• Goal:
Locate every line in the material below that has the word "title". Copy each of those lines.

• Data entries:

────────────────────

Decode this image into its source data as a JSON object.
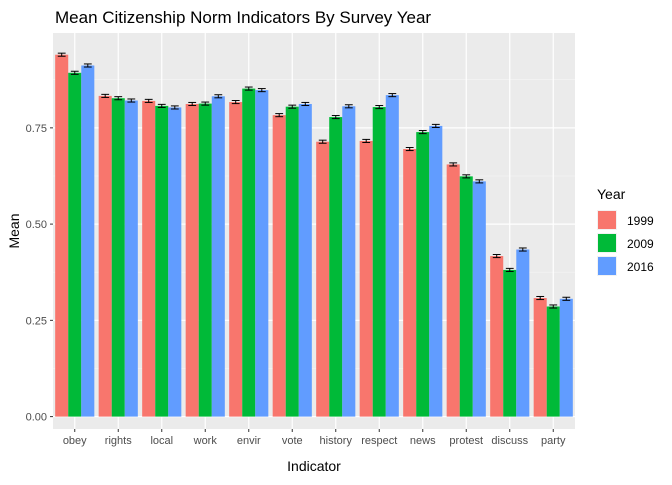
{
  "chart_data": {
    "type": "bar",
    "title": "Mean Citizenship Norm Indicators By Survey Year",
    "xlabel": "Indicator",
    "ylabel": "Mean",
    "ylim": [
      -0.023,
      0.965
    ],
    "yticks": [
      0.0,
      0.25,
      0.5,
      0.75
    ],
    "ytick_labels": [
      "0.00",
      "0.25",
      "0.50",
      "0.75"
    ],
    "grid": true,
    "error_bars": true,
    "legend": {
      "title": "Year",
      "position": "right"
    },
    "categories": [
      "obey",
      "rights",
      "local",
      "work",
      "envir",
      "vote",
      "history",
      "respect",
      "news",
      "protest",
      "discuss",
      "party"
    ],
    "series": [
      {
        "name": "1999",
        "color": "#F8766D",
        "values": [
          0.94,
          0.833,
          0.82,
          0.812,
          0.817,
          0.783,
          0.714,
          0.716,
          0.695,
          0.655,
          0.417,
          0.308
        ]
      },
      {
        "name": "2009",
        "color": "#00BA38",
        "values": [
          0.893,
          0.827,
          0.807,
          0.813,
          0.852,
          0.805,
          0.778,
          0.804,
          0.739,
          0.624,
          0.381,
          0.286
        ]
      },
      {
        "name": "2016",
        "color": "#619CFF",
        "values": [
          0.912,
          0.821,
          0.803,
          0.832,
          0.848,
          0.812,
          0.806,
          0.835,
          0.755,
          0.611,
          0.434,
          0.306
        ]
      }
    ],
    "error_margin": 0.004
  }
}
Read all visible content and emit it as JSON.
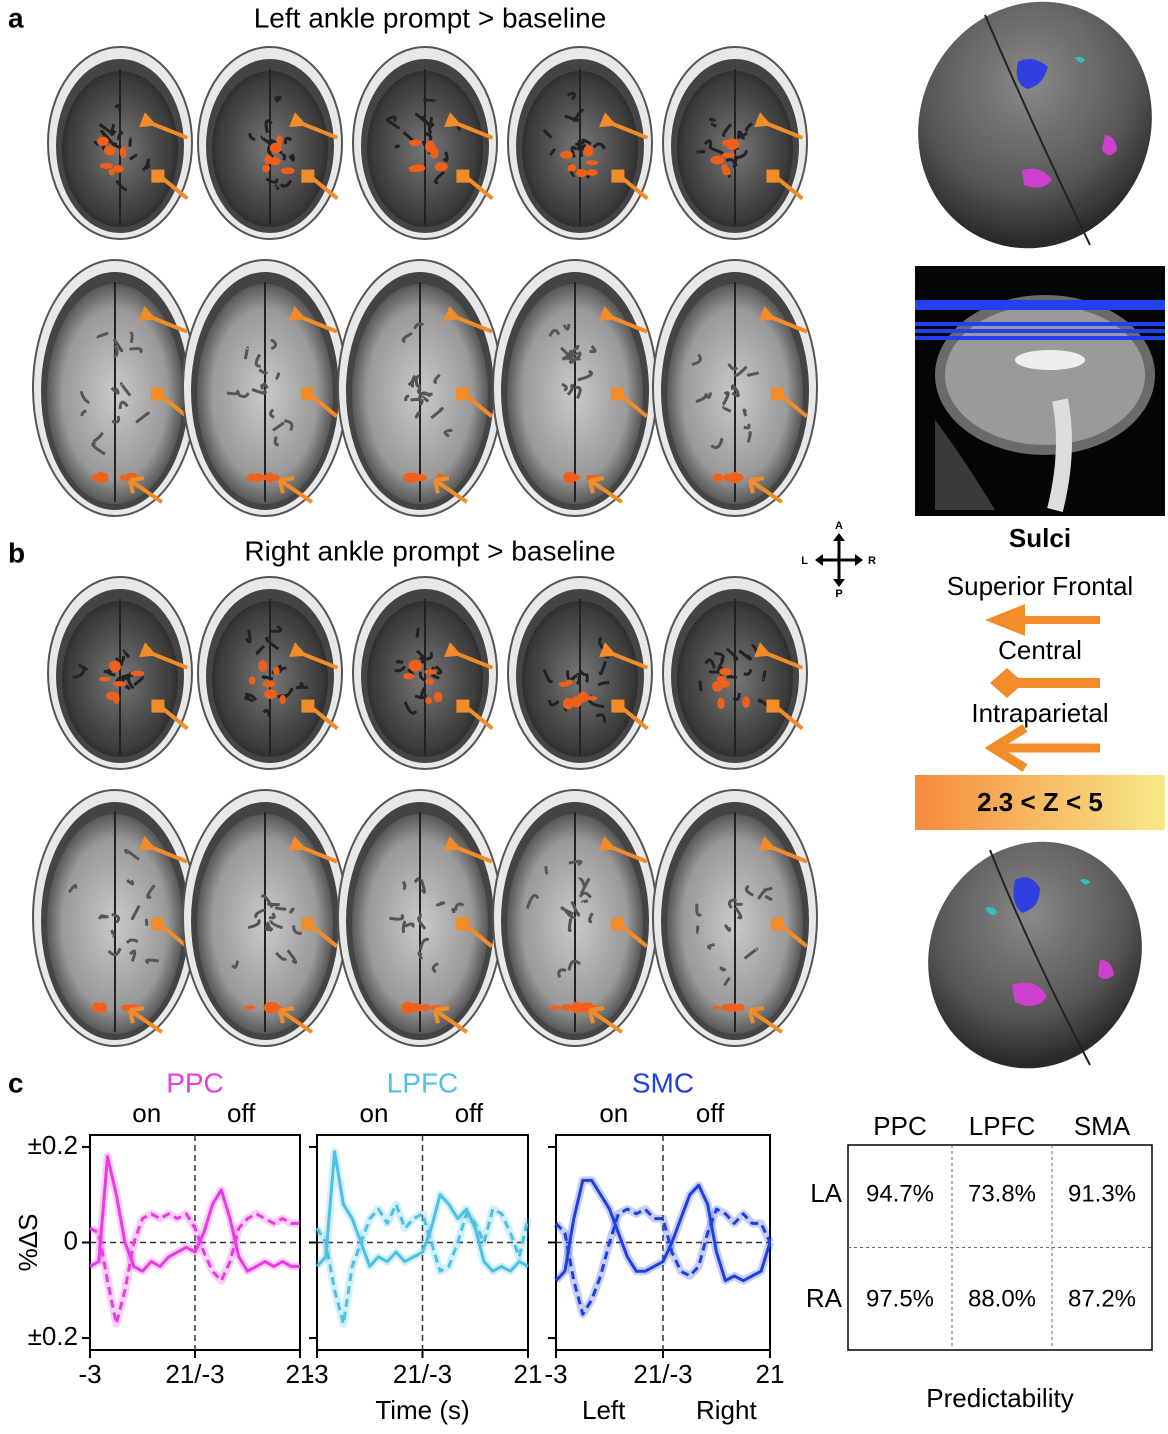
{
  "panels": {
    "a": {
      "label": "a",
      "title": "Left ankle prompt > baseline"
    },
    "b": {
      "label": "b",
      "title": "Right ankle prompt > baseline"
    },
    "c": {
      "label": "c"
    }
  },
  "orientation": {
    "anterior": "A",
    "posterior": "P",
    "left": "L",
    "right": "R"
  },
  "sulci_legend": {
    "title": "Sulci",
    "items": [
      "Superior Frontal",
      "Central",
      "Intraparietal"
    ]
  },
  "colorbar": {
    "label": "2.3 < Z < 5"
  },
  "chart_data": [
    {
      "type": "line",
      "title": "PPC",
      "color": "#e63de0",
      "annotations": [
        "on",
        "off"
      ],
      "ylabel": "%ΔS",
      "x": [
        0,
        2,
        4,
        6,
        8,
        10,
        12,
        14,
        16,
        18,
        20,
        22,
        24,
        26,
        28,
        30,
        32,
        34,
        36,
        38,
        40,
        42,
        44,
        46,
        48
      ],
      "xlim": [
        0,
        48
      ],
      "xticks": [
        {
          "value": 0,
          "label": "-3"
        },
        {
          "value": 24,
          "label": "21/-3"
        },
        {
          "value": 48,
          "label": "21"
        }
      ],
      "ylim": [
        -0.225,
        0.225
      ],
      "yticks": [
        {
          "value": 0.2,
          "label": "±0.2"
        },
        0,
        {
          "value": -0.2,
          "label": "±0.2"
        }
      ],
      "vline": 24,
      "hline": 0,
      "series": [
        {
          "name": "Left",
          "style": "solid",
          "values": [
            -0.05,
            -0.04,
            0.18,
            0.1,
            0.0,
            -0.05,
            -0.06,
            -0.04,
            -0.05,
            -0.03,
            -0.02,
            -0.01,
            -0.02,
            0.02,
            0.08,
            0.11,
            0.05,
            -0.03,
            -0.06,
            -0.05,
            -0.04,
            -0.05,
            -0.04,
            -0.05,
            -0.05
          ]
        },
        {
          "name": "Right",
          "style": "dashed",
          "values": [
            0.03,
            0.02,
            -0.08,
            -0.17,
            -0.1,
            0.0,
            0.05,
            0.06,
            0.05,
            0.06,
            0.05,
            0.06,
            0.03,
            -0.02,
            -0.06,
            -0.08,
            -0.04,
            0.03,
            0.05,
            0.06,
            0.05,
            0.04,
            0.05,
            0.04,
            0.04
          ]
        }
      ]
    },
    {
      "type": "line",
      "title": "LPFC",
      "color": "#4ec0e2",
      "annotations": [
        "on",
        "off"
      ],
      "xlabel": "Time (s)",
      "x": [
        0,
        2,
        4,
        6,
        8,
        10,
        12,
        14,
        16,
        18,
        20,
        22,
        24,
        26,
        28,
        30,
        32,
        34,
        36,
        38,
        40,
        42,
        44,
        46,
        48
      ],
      "xlim": [
        0,
        48
      ],
      "xticks": [
        {
          "value": 0,
          "label": "-3"
        },
        {
          "value": 24,
          "label": "21/-3"
        },
        {
          "value": 48,
          "label": "21"
        }
      ],
      "ylim": [
        -0.225,
        0.225
      ],
      "vline": 24,
      "hline": 0,
      "series": [
        {
          "name": "Left",
          "style": "solid",
          "values": [
            -0.05,
            -0.03,
            0.19,
            0.08,
            0.05,
            0.0,
            -0.05,
            -0.03,
            -0.04,
            -0.02,
            -0.04,
            -0.03,
            -0.02,
            0.03,
            0.1,
            0.08,
            0.05,
            0.07,
            0.03,
            -0.04,
            -0.06,
            -0.05,
            -0.06,
            -0.04,
            -0.05
          ]
        },
        {
          "name": "Right",
          "style": "dashed",
          "values": [
            0.03,
            0.0,
            -0.1,
            -0.17,
            -0.05,
            0.0,
            0.05,
            0.07,
            0.04,
            0.08,
            0.03,
            0.05,
            0.06,
            0.0,
            -0.06,
            -0.05,
            0.0,
            0.06,
            0.04,
            0.0,
            0.07,
            0.06,
            0.02,
            -0.03,
            0.05
          ]
        }
      ]
    },
    {
      "type": "line",
      "title": "SMC",
      "color": "#1f3fe0",
      "annotations": [
        "on",
        "off"
      ],
      "x": [
        0,
        2,
        4,
        6,
        8,
        10,
        12,
        14,
        16,
        18,
        20,
        22,
        24,
        26,
        28,
        30,
        32,
        34,
        36,
        38,
        40,
        42,
        44,
        46,
        48
      ],
      "xlim": [
        0,
        48
      ],
      "xticks": [
        {
          "value": 0,
          "label": "-3"
        },
        {
          "value": 24,
          "label": "21/-3"
        },
        {
          "value": 48,
          "label": "21"
        }
      ],
      "ylim": [
        -0.225,
        0.225
      ],
      "vline": 24,
      "hline": 0,
      "series": [
        {
          "name": "Left",
          "style": "solid",
          "values": [
            -0.08,
            -0.06,
            0.05,
            0.13,
            0.13,
            0.1,
            0.07,
            0.02,
            -0.03,
            -0.06,
            -0.06,
            -0.05,
            -0.04,
            0.0,
            0.05,
            0.1,
            0.12,
            0.08,
            -0.02,
            -0.08,
            -0.07,
            -0.08,
            -0.07,
            -0.06,
            0.0
          ]
        },
        {
          "name": "Right",
          "style": "dashed",
          "values": [
            0.04,
            0.02,
            -0.08,
            -0.15,
            -0.12,
            -0.07,
            0.0,
            0.06,
            0.07,
            0.06,
            0.07,
            0.05,
            0.05,
            -0.02,
            -0.06,
            -0.07,
            -0.05,
            0.02,
            0.07,
            0.06,
            0.04,
            0.06,
            0.04,
            0.04,
            0.0
          ]
        }
      ]
    }
  ],
  "table": {
    "columns": [
      "PPC",
      "LPFC",
      "SMA"
    ],
    "rows": [
      {
        "label": "LA",
        "cells": [
          "94.7%",
          "73.8%",
          "91.3%"
        ]
      },
      {
        "label": "RA",
        "cells": [
          "97.5%",
          "88.0%",
          "87.2%"
        ]
      }
    ],
    "caption": "Predictability"
  }
}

────────────────────

• The answer:
    "title": "Mean Citizenship Norm Indicators By Survey Year",
      "title": "Year",
      "title": "Left ankle prompt > baseline"
      "title": "Right ankle prompt > baseline"
    "title": "Sulci",
      "title": "PPC",
      "title": "LPFC",
      "title": "SMC",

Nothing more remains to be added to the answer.